Start
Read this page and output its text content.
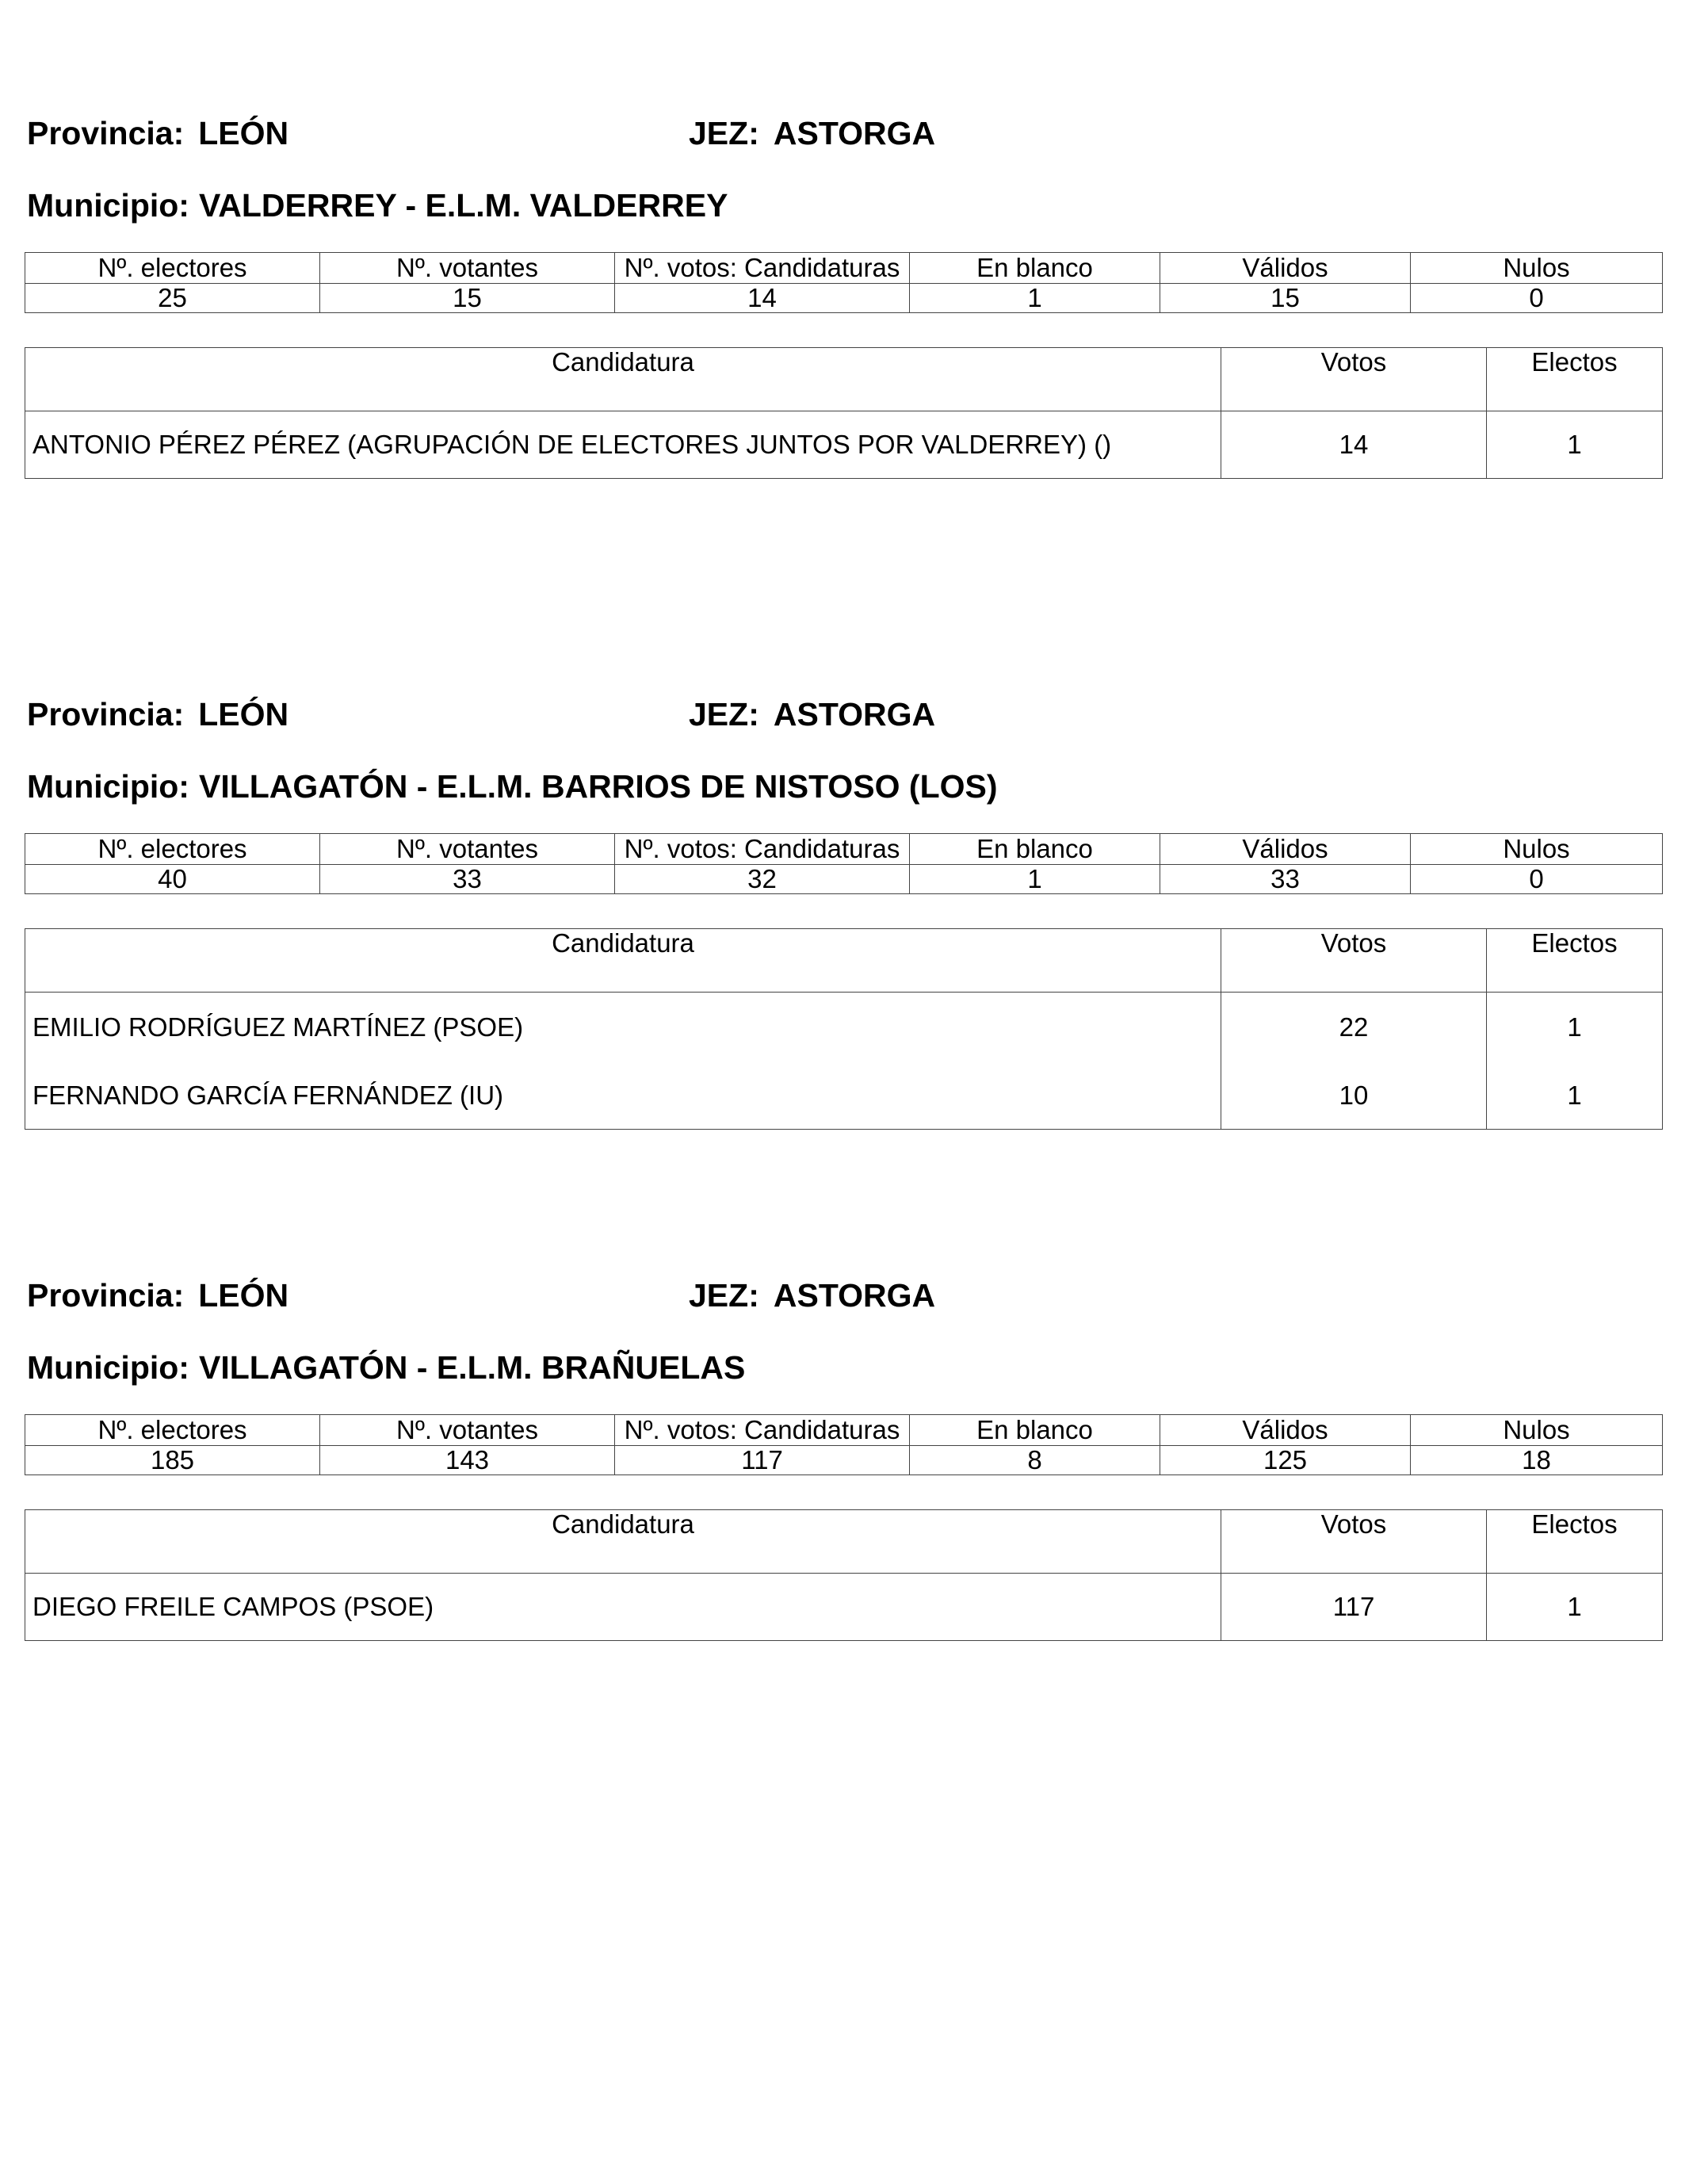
Provincia: LEÓN	JEZ: ASTORGA
Municipio: VALDERREY - E.L.M. VALDERREY
Nº. electores	Nº. votantes	Nº. votos: Candidaturas	En blanco	Válidos	Nulos
25	15	14	1	15	0
Candidatura	Votos	Electos
ANTONIO PÉREZ PÉREZ (AGRUPACIÓN DE ELECTORES JUNTOS POR VALDERREY) ()	14	1
Provincia: LEÓN	JEZ: ASTORGA
Municipio: VILLAGATÓN - E.L.M. BARRIOS DE NISTOSO (LOS)
Nº. electores	Nº. votantes	Nº. votos: Candidaturas	En blanco	Válidos	Nulos
40	33	32	1	33	0
Candidatura	Votos	Electos
EMILIO RODRÍGUEZ MARTÍNEZ (PSOE)	22	1
FERNANDO GARCÍA FERNÁNDEZ (IU)	10	1
Provincia: LEÓN	JEZ: ASTORGA
Municipio: VILLAGATÓN - E.L.M. BRAÑUELAS
Nº. electores	Nº. votantes	Nº. votos: Candidaturas	En blanco	Válidos	Nulos
185	143	117	8	125	18
Candidatura	Votos	Electos
DIEGO FREILE CAMPOS (PSOE)	117	1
End
EXERCISE REQUIREMENTS: Set the pictures aside and transcribe the data above exactly.

THE ANSWER:
Read this page and output its text content.
Provincia: LEÓN	JEZ: ASTORGA
Municipio: VALDERREY - E.L.M. VALDERREY
Nº. electores	Nº. votantes	Nº. votos: Candidaturas	En blanco	Válidos	Nulos
25	15	14	1	15	0
Candidatura	Votos	Electos
ANTONIO PÉREZ PÉREZ (AGRUPACIÓN DE ELECTORES JUNTOS POR VALDERREY) ()	14	1
Provincia: LEÓN	JEZ: ASTORGA
Municipio: VILLAGATÓN - E.L.M. BARRIOS DE NISTOSO (LOS)
Nº. electores	Nº. votantes	Nº. votos: Candidaturas	En blanco	Válidos	Nulos
40	33	32	1	33	0
Candidatura	Votos	Electos
EMILIO RODRÍGUEZ MARTÍNEZ (PSOE)	22	1
FERNANDO GARCÍA FERNÁNDEZ (IU)	10	1
Provincia: LEÓN	JEZ: ASTORGA
Municipio: VILLAGATÓN - E.L.M. BRAÑUELAS
Nº. electores	Nº. votantes	Nº. votos: Candidaturas	En blanco	Válidos	Nulos
185	143	117	8	125	18
Candidatura	Votos	Electos
DIEGO FREILE CAMPOS (PSOE)	117	1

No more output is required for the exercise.